YOUR TASK
Would you pull out every line of the material that contains the string "Decay"?
◆ ◆ ◆ ◆ ◆
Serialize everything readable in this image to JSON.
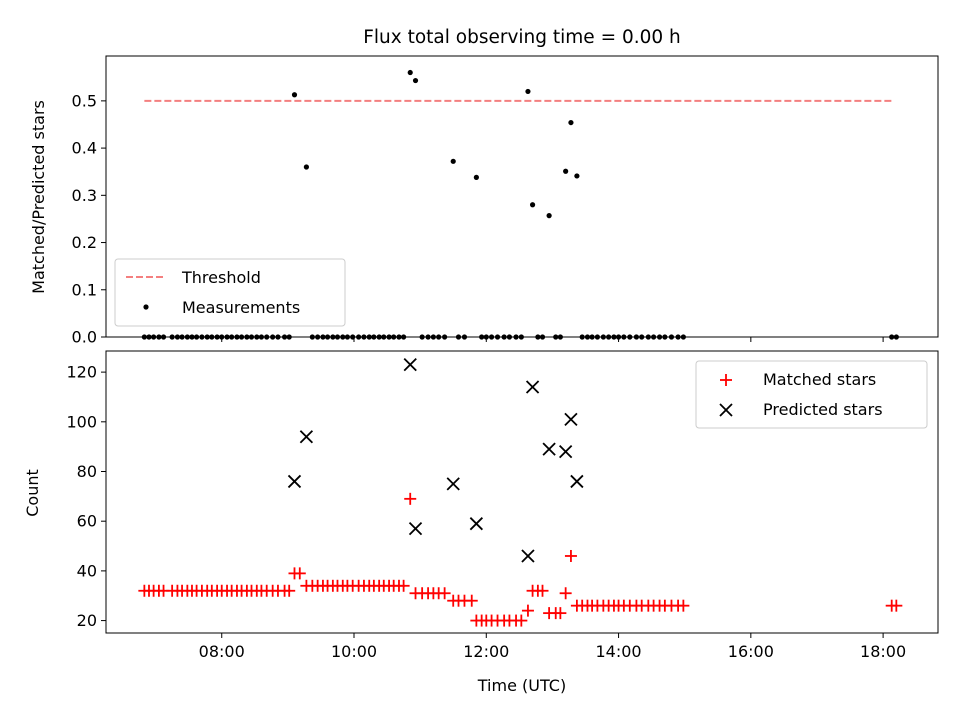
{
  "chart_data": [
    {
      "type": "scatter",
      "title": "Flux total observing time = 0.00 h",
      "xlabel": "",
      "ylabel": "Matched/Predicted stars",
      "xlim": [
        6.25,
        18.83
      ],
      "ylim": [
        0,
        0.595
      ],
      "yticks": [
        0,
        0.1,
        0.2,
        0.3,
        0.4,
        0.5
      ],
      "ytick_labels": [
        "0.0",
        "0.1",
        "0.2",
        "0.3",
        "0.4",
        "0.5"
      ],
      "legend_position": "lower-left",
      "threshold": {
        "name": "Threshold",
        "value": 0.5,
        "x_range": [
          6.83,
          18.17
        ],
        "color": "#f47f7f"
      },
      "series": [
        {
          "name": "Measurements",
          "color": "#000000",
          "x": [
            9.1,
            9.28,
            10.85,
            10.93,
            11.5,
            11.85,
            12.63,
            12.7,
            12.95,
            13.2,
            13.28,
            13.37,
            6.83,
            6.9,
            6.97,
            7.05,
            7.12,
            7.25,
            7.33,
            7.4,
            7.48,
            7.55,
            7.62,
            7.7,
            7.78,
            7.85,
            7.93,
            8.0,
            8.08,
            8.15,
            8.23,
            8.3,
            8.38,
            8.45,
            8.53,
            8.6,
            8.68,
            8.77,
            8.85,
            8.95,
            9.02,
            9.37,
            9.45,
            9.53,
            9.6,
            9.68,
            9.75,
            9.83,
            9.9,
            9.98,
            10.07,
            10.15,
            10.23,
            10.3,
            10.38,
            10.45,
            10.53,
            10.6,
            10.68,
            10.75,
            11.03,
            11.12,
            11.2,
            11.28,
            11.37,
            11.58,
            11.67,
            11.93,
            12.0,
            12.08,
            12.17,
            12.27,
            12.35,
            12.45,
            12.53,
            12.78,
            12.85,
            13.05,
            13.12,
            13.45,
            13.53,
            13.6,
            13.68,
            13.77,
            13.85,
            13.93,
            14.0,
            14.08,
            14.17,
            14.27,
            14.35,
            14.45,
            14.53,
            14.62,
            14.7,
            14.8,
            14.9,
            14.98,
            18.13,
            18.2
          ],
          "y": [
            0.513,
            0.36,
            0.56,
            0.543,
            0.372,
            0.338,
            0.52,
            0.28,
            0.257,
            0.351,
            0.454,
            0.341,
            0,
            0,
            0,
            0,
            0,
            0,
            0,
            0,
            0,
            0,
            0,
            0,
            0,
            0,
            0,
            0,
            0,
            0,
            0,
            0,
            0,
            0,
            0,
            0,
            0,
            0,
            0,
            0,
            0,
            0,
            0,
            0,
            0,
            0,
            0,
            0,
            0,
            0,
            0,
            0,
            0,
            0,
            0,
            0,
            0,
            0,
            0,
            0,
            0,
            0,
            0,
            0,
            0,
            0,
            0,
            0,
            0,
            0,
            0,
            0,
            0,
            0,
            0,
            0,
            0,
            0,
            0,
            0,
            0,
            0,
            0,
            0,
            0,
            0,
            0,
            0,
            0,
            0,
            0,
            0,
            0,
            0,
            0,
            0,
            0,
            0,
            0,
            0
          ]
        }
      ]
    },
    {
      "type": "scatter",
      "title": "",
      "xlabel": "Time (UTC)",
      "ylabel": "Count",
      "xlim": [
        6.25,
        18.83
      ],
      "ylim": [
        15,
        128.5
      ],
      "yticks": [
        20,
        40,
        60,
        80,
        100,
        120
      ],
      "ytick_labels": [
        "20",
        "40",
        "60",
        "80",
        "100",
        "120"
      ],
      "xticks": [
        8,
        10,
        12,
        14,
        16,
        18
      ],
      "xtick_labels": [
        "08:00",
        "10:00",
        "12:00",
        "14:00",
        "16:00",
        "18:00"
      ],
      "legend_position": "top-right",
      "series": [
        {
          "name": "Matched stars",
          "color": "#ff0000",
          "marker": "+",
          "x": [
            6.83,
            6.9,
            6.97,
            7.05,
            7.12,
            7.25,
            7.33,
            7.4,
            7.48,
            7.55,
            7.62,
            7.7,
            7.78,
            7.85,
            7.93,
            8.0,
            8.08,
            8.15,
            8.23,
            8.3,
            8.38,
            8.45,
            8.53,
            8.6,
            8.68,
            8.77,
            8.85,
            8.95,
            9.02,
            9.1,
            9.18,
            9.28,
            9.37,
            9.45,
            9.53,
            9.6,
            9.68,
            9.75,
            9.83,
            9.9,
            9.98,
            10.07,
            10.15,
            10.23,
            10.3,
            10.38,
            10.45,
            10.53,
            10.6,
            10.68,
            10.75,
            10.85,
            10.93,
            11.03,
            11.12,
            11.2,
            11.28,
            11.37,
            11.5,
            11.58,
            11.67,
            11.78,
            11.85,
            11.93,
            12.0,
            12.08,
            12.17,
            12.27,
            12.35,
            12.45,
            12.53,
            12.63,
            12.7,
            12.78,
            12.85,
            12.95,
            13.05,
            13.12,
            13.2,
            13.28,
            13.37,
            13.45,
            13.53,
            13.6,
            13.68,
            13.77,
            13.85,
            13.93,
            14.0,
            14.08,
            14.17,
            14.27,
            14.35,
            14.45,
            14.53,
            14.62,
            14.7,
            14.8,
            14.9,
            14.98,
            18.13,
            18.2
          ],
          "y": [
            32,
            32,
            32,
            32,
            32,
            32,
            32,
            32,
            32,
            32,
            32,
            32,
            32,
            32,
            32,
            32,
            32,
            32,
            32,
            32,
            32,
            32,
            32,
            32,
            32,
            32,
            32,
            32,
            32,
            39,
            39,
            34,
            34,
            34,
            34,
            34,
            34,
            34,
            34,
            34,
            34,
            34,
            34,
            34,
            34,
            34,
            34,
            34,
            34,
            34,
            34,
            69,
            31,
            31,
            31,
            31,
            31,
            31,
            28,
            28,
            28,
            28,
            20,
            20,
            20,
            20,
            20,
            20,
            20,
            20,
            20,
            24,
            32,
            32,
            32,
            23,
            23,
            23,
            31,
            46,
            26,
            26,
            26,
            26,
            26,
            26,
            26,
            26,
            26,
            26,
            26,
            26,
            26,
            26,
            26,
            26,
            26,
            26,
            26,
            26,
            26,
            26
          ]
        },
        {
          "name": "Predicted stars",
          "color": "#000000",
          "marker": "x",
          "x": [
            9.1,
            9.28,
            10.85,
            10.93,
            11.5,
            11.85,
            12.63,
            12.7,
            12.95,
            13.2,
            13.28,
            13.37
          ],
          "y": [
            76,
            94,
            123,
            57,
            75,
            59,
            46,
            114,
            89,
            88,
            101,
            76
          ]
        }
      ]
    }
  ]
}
◆ ◆ ◆ ◆ ◆
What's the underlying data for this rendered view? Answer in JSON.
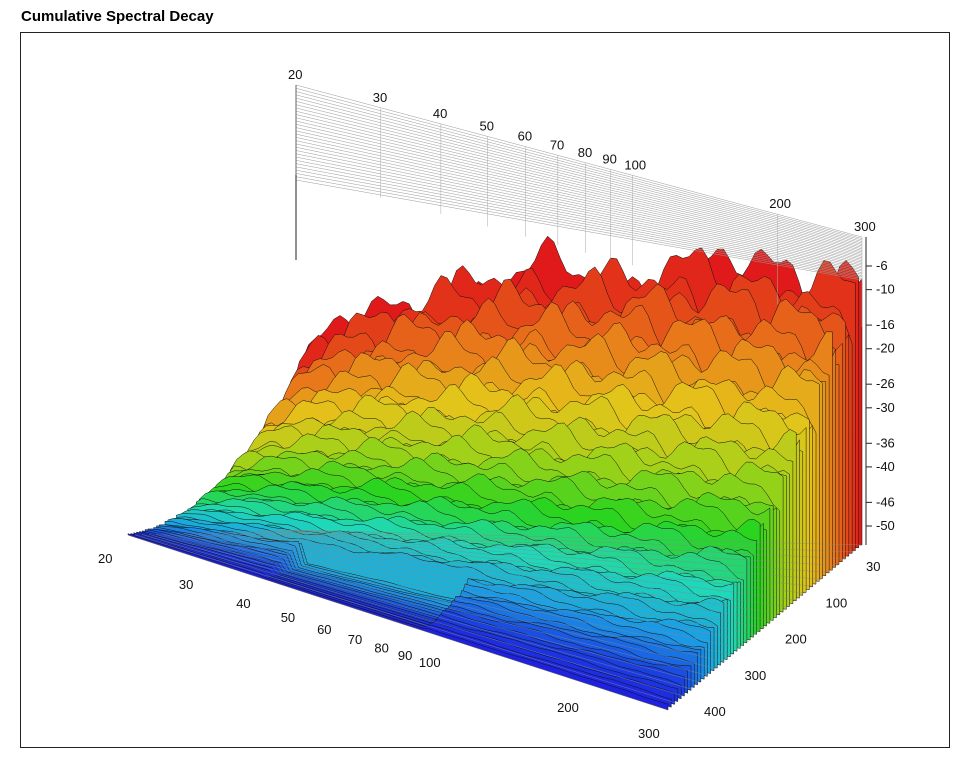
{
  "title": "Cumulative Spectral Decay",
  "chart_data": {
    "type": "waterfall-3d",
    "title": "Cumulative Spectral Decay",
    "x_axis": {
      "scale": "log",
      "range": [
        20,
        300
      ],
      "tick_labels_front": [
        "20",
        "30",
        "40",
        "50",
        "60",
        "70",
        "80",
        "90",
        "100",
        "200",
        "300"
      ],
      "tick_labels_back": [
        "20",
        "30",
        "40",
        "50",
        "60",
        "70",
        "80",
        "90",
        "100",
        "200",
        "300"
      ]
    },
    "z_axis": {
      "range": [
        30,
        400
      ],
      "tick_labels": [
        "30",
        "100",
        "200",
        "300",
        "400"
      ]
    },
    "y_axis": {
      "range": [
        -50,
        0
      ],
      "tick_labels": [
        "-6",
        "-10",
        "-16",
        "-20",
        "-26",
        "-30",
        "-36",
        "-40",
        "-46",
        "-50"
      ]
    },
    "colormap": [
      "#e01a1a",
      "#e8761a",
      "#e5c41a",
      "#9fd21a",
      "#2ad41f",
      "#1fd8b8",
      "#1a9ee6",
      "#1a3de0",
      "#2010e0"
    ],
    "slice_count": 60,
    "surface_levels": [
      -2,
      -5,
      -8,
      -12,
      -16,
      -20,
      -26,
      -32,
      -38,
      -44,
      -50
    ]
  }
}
◆ ◆ ◆ ◆ ◆
CORRECT RESULT
  "title": "Cumulative Spectral Decay",
    "title": "Cumulative Spectral Decay",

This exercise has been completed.